# [Direction]
Take the line containing "Output a JSON" and every line after it in the data below, and print them exactly as given, with nothing else.

# [Stored data]
>>>

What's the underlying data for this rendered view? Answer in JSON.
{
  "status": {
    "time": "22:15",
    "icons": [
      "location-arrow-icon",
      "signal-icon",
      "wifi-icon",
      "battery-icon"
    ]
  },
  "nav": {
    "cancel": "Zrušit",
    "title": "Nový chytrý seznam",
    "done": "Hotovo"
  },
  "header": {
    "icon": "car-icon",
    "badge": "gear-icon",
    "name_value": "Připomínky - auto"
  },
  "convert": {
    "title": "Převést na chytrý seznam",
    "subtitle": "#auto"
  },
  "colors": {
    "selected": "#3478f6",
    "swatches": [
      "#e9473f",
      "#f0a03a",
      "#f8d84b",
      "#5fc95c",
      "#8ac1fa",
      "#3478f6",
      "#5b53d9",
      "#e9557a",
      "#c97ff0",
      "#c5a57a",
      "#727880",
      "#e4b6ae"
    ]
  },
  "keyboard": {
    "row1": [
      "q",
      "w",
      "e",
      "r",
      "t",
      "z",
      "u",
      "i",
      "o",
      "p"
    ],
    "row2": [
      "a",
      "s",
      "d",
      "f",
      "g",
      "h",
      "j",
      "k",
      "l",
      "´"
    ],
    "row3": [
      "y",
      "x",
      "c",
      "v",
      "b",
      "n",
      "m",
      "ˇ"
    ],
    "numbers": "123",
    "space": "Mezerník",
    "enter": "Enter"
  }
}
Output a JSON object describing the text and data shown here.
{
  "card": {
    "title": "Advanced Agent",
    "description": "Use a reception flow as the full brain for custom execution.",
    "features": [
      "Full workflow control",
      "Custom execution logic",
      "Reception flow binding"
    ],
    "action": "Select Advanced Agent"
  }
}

<<<

# [Exercise output]
Output a JSON object describing the text and data shown here.
{
  "card": {
    "title": "Advanced Agent",
    "description": "Use a reception flow as the full brain for custom execution.",
    "features": [
      "Full workflow control",
      "Custom execution logic",
      "Reception flow binding"
    ],
    "action": "Select Advanced Agent"
  }
}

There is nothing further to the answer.